→ **Instructions to follow**: Reproduce all of the records exactly.
======== Material provided
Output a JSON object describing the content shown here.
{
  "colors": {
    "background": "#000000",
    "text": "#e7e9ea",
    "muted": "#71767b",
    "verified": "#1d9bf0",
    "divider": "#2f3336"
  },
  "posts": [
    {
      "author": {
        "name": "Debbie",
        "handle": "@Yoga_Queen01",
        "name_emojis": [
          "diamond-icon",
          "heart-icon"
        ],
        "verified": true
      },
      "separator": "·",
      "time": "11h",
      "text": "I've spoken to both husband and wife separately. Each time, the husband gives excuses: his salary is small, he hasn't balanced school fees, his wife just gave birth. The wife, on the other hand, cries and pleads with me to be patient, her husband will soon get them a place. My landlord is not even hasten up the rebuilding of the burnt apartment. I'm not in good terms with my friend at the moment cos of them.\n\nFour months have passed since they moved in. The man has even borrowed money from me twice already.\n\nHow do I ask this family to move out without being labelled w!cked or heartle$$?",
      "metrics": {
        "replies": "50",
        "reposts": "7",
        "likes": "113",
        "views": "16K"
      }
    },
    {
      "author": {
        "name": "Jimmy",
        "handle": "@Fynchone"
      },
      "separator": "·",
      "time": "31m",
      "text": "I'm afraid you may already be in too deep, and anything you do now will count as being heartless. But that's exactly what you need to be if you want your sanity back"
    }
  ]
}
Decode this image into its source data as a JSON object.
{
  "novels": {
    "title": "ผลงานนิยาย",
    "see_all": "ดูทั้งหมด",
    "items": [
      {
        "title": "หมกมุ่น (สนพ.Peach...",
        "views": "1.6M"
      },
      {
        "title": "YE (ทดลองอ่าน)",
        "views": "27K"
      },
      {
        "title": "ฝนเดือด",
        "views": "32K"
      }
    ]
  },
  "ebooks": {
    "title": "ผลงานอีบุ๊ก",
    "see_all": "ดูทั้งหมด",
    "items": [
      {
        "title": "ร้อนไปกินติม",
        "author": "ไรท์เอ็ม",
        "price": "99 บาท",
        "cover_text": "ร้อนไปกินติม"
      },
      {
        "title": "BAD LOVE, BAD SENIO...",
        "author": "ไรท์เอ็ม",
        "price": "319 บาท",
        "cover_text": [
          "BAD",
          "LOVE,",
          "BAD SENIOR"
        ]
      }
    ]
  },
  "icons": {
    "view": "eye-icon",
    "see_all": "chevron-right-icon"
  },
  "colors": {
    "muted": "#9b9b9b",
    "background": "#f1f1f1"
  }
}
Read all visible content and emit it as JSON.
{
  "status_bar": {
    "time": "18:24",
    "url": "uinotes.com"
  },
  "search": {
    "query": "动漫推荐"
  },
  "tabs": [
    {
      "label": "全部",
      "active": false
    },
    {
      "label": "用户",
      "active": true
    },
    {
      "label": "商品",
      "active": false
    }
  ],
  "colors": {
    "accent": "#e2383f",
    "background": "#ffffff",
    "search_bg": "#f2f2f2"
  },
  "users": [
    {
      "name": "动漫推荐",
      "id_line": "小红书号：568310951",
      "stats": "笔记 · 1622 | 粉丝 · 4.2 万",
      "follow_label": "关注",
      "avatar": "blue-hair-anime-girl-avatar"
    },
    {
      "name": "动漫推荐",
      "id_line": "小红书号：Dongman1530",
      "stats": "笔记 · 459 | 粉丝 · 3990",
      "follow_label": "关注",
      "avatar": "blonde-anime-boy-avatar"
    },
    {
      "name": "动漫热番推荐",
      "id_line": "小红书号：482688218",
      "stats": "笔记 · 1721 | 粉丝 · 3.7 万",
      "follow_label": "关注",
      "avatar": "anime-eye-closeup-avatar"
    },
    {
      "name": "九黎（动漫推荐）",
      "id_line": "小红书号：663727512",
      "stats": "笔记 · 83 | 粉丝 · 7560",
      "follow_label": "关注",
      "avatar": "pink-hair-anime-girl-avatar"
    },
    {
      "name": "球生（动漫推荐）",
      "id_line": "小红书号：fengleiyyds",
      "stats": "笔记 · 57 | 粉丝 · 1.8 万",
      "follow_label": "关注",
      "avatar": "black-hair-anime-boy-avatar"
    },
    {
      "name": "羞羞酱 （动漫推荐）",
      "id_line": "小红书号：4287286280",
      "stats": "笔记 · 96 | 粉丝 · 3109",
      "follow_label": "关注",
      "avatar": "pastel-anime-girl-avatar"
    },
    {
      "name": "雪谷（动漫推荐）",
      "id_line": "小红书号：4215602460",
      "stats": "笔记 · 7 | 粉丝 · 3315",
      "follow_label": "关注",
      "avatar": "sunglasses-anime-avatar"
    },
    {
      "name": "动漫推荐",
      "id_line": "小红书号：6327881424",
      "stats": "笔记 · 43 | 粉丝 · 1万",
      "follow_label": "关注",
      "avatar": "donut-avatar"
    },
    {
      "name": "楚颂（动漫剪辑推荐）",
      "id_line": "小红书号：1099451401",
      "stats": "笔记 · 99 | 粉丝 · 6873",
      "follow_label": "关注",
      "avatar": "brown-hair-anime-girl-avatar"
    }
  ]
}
================
→ **Correct result**:
Output a JSON object describing the content shown here.
{
  "colors": {
    "background": "#000000",
    "text": "#e7e9ea",
    "muted": "#71767b",
    "verified": "#1d9bf0",
    "divider": "#2f3336"
  },
  "posts": [
    {
      "author": {
        "name": "Debbie",
        "handle": "@Yoga_Queen01",
        "name_emojis": [
          "diamond-icon",
          "heart-icon"
        ],
        "verified": true
      },
      "separator": "·",
      "time": "11h",
      "text": "I've spoken to both husband and wife separately. Each time, the husband gives excuses: his salary is small, he hasn't balanced school fees, his wife just gave birth. The wife, on the other hand, cries and pleads with me to be patient, her husband will soon get them a place. My landlord is not even hasten up the rebuilding of the burnt apartment. I'm not in good terms with my friend at the moment cos of them.\n\nFour months have passed since they moved in. The man has even borrowed money from me twice already.\n\nHow do I ask this family to move out without being labelled w!cked or heartle$$?",
      "metrics": {
        "replies": "50",
        "reposts": "7",
        "likes": "113",
        "views": "16K"
      }
    },
    {
      "author": {
        "name": "Jimmy",
        "handle": "@Fynchone"
      },
      "separator": "·",
      "time": "31m",
      "text": "I'm afraid you may already be in too deep, and anything you do now will count as being heartless. But that's exactly what you need to be if you want your sanity back"
    }
  ]
}
Decode this image into its source data as a JSON object.
{
  "novels": {
    "title": "ผลงานนิยาย",
    "see_all": "ดูทั้งหมด",
    "items": [
      {
        "title": "หมกมุ่น (สนพ.Peach...",
        "views": "1.6M"
      },
      {
        "title": "YE (ทดลองอ่าน)",
        "views": "27K"
      },
      {
        "title": "ฝนเดือด",
        "views": "32K"
      }
    ]
  },
  "ebooks": {
    "title": "ผลงานอีบุ๊ก",
    "see_all": "ดูทั้งหมด",
    "items": [
      {
        "title": "ร้อนไปกินติม",
        "author": "ไรท์เอ็ม",
        "price": "99 บาท",
        "cover_text": "ร้อนไปกินติม"
      },
      {
        "title": "BAD LOVE, BAD SENIO...",
        "author": "ไรท์เอ็ม",
        "price": "319 บาท",
        "cover_text": [
          "BAD",
          "LOVE,",
          "BAD SENIOR"
        ]
      }
    ]
  },
  "icons": {
    "view": "eye-icon",
    "see_all": "chevron-right-icon"
  },
  "colors": {
    "muted": "#9b9b9b",
    "background": "#f1f1f1"
  }
}
Read all visible content and emit it as JSON.
{
  "status_bar": {
    "time": "18:24",
    "url": "uinotes.com"
  },
  "search": {
    "query": "动漫推荐"
  },
  "tabs": [
    {
      "label": "全部",
      "active": false
    },
    {
      "label": "用户",
      "active": true
    },
    {
      "label": "商品",
      "active": false
    }
  ],
  "colors": {
    "accent": "#e2383f",
    "background": "#ffffff",
    "search_bg": "#f2f2f2"
  },
  "users": [
    {
      "name": "动漫推荐",
      "id_line": "小红书号：568310951",
      "stats": "笔记 · 1622 | 粉丝 · 4.2 万",
      "follow_label": "关注",
      "avatar": "blue-hair-anime-girl-avatar"
    },
    {
      "name": "动漫推荐",
      "id_line": "小红书号：Dongman1530",
      "stats": "笔记 · 459 | 粉丝 · 3990",
      "follow_label": "关注",
      "avatar": "blonde-anime-boy-avatar"
    },
    {
      "name": "动漫热番推荐",
      "id_line": "小红书号：482688218",
      "stats": "笔记 · 1721 | 粉丝 · 3.7 万",
      "follow_label": "关注",
      "avatar": "anime-eye-closeup-avatar"
    },
    {
      "name": "九黎（动漫推荐）",
      "id_line": "小红书号：663727512",
      "stats": "笔记 · 83 | 粉丝 · 7560",
      "follow_label": "关注",
      "avatar": "pink-hair-anime-girl-avatar"
    },
    {
      "name": "球生（动漫推荐）",
      "id_line": "小红书号：fengleiyyds",
      "stats": "笔记 · 57 | 粉丝 · 1.8 万",
      "follow_label": "关注",
      "avatar": "black-hair-anime-boy-avatar"
    },
    {
      "name": "羞羞酱 （动漫推荐）",
      "id_line": "小红书号：4287286280",
      "stats": "笔记 · 96 | 粉丝 · 3109",
      "follow_label": "关注",
      "avatar": "pastel-anime-girl-avatar"
    },
    {
      "name": "雪谷（动漫推荐）",
      "id_line": "小红书号：4215602460",
      "stats": "笔记 · 7 | 粉丝 · 3315",
      "follow_label": "关注",
      "avatar": "sunglasses-anime-avatar"
    },
    {
      "name": "动漫推荐",
      "id_line": "小红书号：6327881424",
      "stats": "笔记 · 43 | 粉丝 · 1万",
      "follow_label": "关注",
      "avatar": "donut-avatar"
    },
    {
      "name": "楚颂（动漫剪辑推荐）",
      "id_line": "小红书号：1099451401",
      "stats": "笔记 · 99 | 粉丝 · 6873",
      "follow_label": "关注",
      "avatar": "brown-hair-anime-girl-avatar"
    }
  ]
}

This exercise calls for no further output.